» **作業内容**:
団体交渉への会社の対応を扱った文章を、最後の文の後から書き足す。
+++ 本文抜粋
団体交渉を突然に申し入れられてしまったとき、対応に困り、ご相談いただくことがよくあります。労働組合は、はじめての団体交渉だからといって容赦はしません。団体交渉の独特の雰囲気に飲まれたり、焦ったりしていると、いつのまにか交渉は終了し、組合側にとって有利な合意を締結させられてしまいます。

最近では、会社内に労働問題が起こったとき、弁護士、労働基準監督署に並ぶ第三の手段として、合同労組(ユニオン)への駆け込みが選択されることが少なくなく、社内に労働組合がなくても、労働組合対策・団体交渉対応は必須の課題なります。

まず、団体交渉に対応する際には、次の手順で対応いただく流れとなります。弁護士に依頼いただいたときにも、この流れにそって順番に検討していくのが基本となります(詳細は各リンク先へ)。

団体交渉への対応を弁護士に依頼することには、次のメリットがあります。

団体交渉対応を弁護士に依頼するメリット
団体交渉対応を弁護士に依頼するメリット

団体交渉に参加・同席してもらえる

団体交渉当事者は、会社と組合ですが、当事者から委任権限を受けた者もまた、参加者・交渉担当者となることができます。そのため、弁護士が団体交渉に参加・同席することが可能です。

特に、合同労組(ユニオン)から申し入れられた団体交渉で、かつ、労働者との個別労使紛争の解決が議題となっているとき、感情的な議論が白熱すると、暴言・罵倒・怒号が飛び交ったり、組合から恫喝を受けてしまったりすることがあります。このようなとき、会社の人だけで参加して、持ち帰り検討しようとしても組合から強い追及を受けてしまいます。

弁護士が参加・同席することで、法的なアドバイスについてその場でサポートを受けることができ、臨機応変な対応により、問題解決を早められる効果があります。

団体交渉における弁護士の役割

団体交渉では、弁護士はとても重要な役割を果たします。団体交渉における弁護士の役割は、当日の参加・同席にとどまらず、団体交渉を含めた労働組合対応の全般に及びます。

不当労働行為のリスクを回避できる

労働組合法7条では、正当な理由のない限り、会社は団体交渉の申し入れを拒絶できないことが定められています。これを、団体交渉拒否の不当労働行為の禁止といいます。その他に、組合員であること等を理由に不利益な扱いをする不利益取扱い、労働組合に影響を与えるような働きかけをする支配介入をあわせ、3種類の不当労働行為が禁止されています。

不当労働行為とは
不当労働行為とは

そのため、会社は、組合が申し入れてきた団体交渉に応諾する義務があり、かつ、誠実に交渉する義務があります。誠実交渉義務とはつまり、団体交渉に応じたとしても、実際には席についただけでまともな交渉をしなかったり、十分な説明をしなかったりしたとき、やはりそれは団体交渉に応じないのと同じことだとして違法と評価するという意味です。

不当労働行為となってしまうと、労働委員会に救済命令を下されて、不当労働行為となった懲戒処分や解雇等が無効となってしまったり、損害賠償命令を受けてしまったり謝罪を命じられたりするおそれがあります。
++++++
+++ データ一覧
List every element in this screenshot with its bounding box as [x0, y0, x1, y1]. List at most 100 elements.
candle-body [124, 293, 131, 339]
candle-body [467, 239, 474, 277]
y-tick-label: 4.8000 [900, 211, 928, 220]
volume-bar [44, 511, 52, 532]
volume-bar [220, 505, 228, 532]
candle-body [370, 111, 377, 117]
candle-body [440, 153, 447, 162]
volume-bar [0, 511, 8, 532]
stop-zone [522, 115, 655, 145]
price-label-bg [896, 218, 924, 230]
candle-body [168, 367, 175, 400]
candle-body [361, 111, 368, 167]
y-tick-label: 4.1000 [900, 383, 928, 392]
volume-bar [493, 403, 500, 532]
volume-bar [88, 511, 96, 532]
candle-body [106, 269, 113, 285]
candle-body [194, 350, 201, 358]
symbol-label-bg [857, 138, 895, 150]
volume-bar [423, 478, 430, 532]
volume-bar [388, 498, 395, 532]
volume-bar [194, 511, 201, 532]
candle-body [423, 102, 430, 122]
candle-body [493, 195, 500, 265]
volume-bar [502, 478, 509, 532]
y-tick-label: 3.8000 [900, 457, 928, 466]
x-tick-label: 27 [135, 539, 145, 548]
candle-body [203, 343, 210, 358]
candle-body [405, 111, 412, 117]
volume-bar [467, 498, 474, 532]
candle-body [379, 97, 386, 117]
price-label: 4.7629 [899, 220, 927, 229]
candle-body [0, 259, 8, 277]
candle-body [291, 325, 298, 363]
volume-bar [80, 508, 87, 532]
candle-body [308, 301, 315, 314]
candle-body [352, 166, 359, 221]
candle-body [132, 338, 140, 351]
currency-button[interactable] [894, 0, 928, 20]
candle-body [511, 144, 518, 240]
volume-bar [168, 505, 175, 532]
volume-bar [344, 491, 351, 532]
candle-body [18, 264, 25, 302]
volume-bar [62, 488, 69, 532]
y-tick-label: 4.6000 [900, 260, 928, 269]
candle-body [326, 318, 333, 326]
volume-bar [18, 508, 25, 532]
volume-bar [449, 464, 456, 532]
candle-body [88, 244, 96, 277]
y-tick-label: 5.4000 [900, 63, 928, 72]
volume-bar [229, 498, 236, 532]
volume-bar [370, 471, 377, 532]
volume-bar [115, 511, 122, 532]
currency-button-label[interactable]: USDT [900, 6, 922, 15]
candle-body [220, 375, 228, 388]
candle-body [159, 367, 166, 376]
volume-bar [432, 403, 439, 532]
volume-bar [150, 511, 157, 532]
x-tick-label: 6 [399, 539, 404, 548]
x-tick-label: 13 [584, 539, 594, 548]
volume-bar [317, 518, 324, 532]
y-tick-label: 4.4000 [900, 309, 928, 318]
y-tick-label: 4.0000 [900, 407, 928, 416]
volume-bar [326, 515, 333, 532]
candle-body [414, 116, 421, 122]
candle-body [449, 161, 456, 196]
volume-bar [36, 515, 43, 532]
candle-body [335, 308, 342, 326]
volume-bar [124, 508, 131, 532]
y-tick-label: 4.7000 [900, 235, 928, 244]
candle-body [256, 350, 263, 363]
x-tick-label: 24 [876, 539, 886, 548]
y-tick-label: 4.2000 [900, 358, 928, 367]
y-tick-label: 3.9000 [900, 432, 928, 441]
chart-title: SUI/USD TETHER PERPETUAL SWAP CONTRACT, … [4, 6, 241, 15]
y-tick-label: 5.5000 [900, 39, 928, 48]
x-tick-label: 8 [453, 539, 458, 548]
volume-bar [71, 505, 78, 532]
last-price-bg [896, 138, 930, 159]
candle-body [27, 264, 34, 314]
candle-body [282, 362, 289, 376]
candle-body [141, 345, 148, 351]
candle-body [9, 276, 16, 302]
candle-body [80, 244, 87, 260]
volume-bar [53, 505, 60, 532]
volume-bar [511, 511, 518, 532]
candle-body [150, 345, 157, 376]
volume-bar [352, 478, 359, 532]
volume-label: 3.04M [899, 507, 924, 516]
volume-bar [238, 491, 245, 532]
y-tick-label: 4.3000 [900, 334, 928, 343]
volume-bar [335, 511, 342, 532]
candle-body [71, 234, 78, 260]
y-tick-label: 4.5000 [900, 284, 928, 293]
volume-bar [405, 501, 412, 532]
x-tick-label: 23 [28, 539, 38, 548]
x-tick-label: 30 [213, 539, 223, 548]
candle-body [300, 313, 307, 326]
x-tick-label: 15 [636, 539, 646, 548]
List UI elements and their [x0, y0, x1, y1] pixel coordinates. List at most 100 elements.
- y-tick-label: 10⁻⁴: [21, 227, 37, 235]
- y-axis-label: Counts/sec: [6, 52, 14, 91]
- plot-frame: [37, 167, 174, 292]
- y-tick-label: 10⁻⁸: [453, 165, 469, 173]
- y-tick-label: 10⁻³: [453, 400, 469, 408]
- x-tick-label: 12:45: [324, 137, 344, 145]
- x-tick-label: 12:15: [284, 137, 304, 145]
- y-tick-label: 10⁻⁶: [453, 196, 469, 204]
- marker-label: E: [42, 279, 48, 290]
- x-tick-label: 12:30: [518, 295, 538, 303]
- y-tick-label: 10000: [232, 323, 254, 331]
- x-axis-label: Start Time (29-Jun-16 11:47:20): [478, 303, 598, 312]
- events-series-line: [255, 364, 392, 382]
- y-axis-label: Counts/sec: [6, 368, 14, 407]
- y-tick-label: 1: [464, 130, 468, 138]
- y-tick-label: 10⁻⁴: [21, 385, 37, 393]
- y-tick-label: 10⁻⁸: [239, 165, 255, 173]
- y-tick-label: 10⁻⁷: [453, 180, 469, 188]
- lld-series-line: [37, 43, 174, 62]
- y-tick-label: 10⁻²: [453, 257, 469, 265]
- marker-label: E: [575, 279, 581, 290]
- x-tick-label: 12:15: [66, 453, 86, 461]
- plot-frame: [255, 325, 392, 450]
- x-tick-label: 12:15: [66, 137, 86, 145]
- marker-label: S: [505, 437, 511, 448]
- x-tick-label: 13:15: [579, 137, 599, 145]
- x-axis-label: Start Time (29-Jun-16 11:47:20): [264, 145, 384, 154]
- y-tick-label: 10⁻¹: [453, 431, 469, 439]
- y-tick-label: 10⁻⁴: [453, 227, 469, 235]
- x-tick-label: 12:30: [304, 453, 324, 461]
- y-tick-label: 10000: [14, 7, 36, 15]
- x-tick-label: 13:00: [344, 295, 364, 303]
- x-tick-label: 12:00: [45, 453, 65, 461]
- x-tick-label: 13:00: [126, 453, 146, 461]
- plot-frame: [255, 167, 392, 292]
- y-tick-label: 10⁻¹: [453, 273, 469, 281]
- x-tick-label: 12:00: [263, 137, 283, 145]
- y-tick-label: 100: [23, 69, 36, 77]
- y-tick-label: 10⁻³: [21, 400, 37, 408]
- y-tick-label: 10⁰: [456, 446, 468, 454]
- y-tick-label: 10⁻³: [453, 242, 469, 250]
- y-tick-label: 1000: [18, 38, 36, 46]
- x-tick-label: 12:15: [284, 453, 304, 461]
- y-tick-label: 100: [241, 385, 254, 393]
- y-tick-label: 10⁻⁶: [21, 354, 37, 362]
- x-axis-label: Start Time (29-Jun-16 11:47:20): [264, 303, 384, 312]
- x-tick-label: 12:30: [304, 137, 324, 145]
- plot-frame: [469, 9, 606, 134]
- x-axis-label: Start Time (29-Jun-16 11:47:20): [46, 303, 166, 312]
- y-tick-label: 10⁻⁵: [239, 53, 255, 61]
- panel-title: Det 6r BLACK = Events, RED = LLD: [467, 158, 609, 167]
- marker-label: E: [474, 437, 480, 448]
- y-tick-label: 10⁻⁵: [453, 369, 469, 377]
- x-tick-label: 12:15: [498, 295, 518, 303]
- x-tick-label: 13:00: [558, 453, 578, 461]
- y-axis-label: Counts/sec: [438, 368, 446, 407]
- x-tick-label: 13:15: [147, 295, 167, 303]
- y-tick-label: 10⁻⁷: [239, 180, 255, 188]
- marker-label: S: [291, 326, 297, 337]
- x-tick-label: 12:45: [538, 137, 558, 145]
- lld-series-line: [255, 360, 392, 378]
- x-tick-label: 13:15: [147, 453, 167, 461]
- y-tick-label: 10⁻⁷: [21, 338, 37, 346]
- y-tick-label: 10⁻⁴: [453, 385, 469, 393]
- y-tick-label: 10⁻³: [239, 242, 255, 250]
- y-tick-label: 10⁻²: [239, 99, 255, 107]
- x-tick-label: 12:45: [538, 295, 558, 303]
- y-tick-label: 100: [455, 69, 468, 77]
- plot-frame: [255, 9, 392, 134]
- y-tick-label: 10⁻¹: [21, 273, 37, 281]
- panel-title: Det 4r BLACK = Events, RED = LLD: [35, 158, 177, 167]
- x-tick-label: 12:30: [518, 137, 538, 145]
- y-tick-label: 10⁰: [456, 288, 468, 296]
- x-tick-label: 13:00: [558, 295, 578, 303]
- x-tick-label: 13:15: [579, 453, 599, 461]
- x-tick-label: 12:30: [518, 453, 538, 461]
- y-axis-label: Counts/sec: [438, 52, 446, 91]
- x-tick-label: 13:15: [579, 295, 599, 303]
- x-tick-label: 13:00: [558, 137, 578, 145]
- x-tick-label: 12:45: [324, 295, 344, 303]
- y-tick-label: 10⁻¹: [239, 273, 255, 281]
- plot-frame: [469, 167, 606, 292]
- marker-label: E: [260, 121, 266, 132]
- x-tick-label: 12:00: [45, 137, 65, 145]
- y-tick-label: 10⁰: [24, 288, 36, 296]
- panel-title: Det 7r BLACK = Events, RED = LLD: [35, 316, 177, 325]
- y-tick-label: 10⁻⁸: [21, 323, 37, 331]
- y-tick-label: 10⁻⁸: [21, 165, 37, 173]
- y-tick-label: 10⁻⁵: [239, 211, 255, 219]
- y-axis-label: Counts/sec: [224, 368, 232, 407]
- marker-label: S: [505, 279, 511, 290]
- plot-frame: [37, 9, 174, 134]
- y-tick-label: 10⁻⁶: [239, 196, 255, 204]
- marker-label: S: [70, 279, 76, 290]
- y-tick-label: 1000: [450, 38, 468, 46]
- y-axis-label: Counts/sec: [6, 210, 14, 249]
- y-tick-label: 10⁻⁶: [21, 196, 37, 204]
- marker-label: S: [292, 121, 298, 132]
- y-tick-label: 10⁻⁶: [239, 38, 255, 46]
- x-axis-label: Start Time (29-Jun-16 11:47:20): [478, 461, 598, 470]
++++++
» **出力結果**:
団体交渉を有利に進められる

団体交渉への対応を弁護士に依頼すると、組合との交渉窓口を弁護士が対応し、会社への直接の連絡をしないよう要求することができます。そのため、法的に認められづらいような組合側の不当要求を制限することができます。団体交渉に応じる義務があるからといって、労働組合の言うなりになる必要はなく、組合の要求を受け入れなければならないわけではありません。

一方で、団体交渉はその名のとおり「交渉」であり、法律に明確なルールがあるわけではなく、交渉テクニックを駆使しなければ、法律に定められた以上のリスクを負ったり、問題を悪い方向に拡大してしまうおそれがあります。

この点で、交渉業務に特化し、団体交渉の経験を豊富に有する弁護士に代理人として対応してもらうことで、組合とのときには荒っぽい交渉ごとにも負けないようにすることができます。弁護士が正しい対応をすることで、ストライキ(争議行為)ビラまきといった脅しに屈することもなくなります。

チェックオフユニオンショップ、掲示板利用・事務所貸与等の便宜供与についても、基本的に会社の承諾がなければ実現しないものであるため、組合からどれほど強く要求されても従う必要はありません。

法律に従った相場どおりの解決となる

労働組合側には労働三権(団結権・団体交渉権・団体行動権)による強い権利保護がある一方で、会社側にも経営三権(人事権・業務命令権・施設管理権)が認められています。経営三権をしっかり理解し、義務的団交事項以外の団体交渉についてはしっかりと拒否するといった適切な対応を行うことが重要です。

経営三権とは
経営三権とは

法律を熟知した弁護士に団体交渉対応・労働組合対策を依頼いただくことで、法律に従った相場どおりの解決となることが期待できます。労働組合からの提案が法律を超えたものであるとき拒否したり、提案に隠された落とし穴をあらかじめ見抜いたりしてくれます。

合同労組(ユニオン)の申し入れてくる団体交渉のほとんどが、ある労働者と会社との労働問題、つまり、個別労使紛争の解決にあるため、団体交渉の解決にも、よく問題となる未払残業代、不当解雇、ハラスメント(セクハラ・パワハラ等)といった重要な労働法の知識が必要となります。

団体交渉対応に強い弁護士の選び方

団体交渉対応・労働組合対策についてお悩みのときの、弁護士の選び方の基準について解説します。

団体交渉対応・労働組合対策は、労働問題の中でも特殊なケースであるといえます。労働審判や訴訟等、労働問題を解決する他の手段が、法律や証拠に基づいて決着するものであるため、知識によって解決することが容易なのに対して、団体交渉対応・労働組合対策は、交渉テクニックやノウハウに依存する部分が大きく、経験、解決実績が物を言うからです。

団体交渉を解決した実績を多く有する弁護士に相談することで、労働問題のスムーズな解決に資することができます。

団体交渉対応に強い弁護士の選び方
団体交渉対応に強い弁護士の選び方

団体交渉の解決実績が豊富

団体交渉には1つとして同じものはありません。団体交渉の議題となる労働問題の豊富さはもちろんのこと、団体交渉はあくまで話し合いであり決まった流れというものはないため、労働組合側の対応によって臨機応変かつ柔軟に対応していかなければならないからです。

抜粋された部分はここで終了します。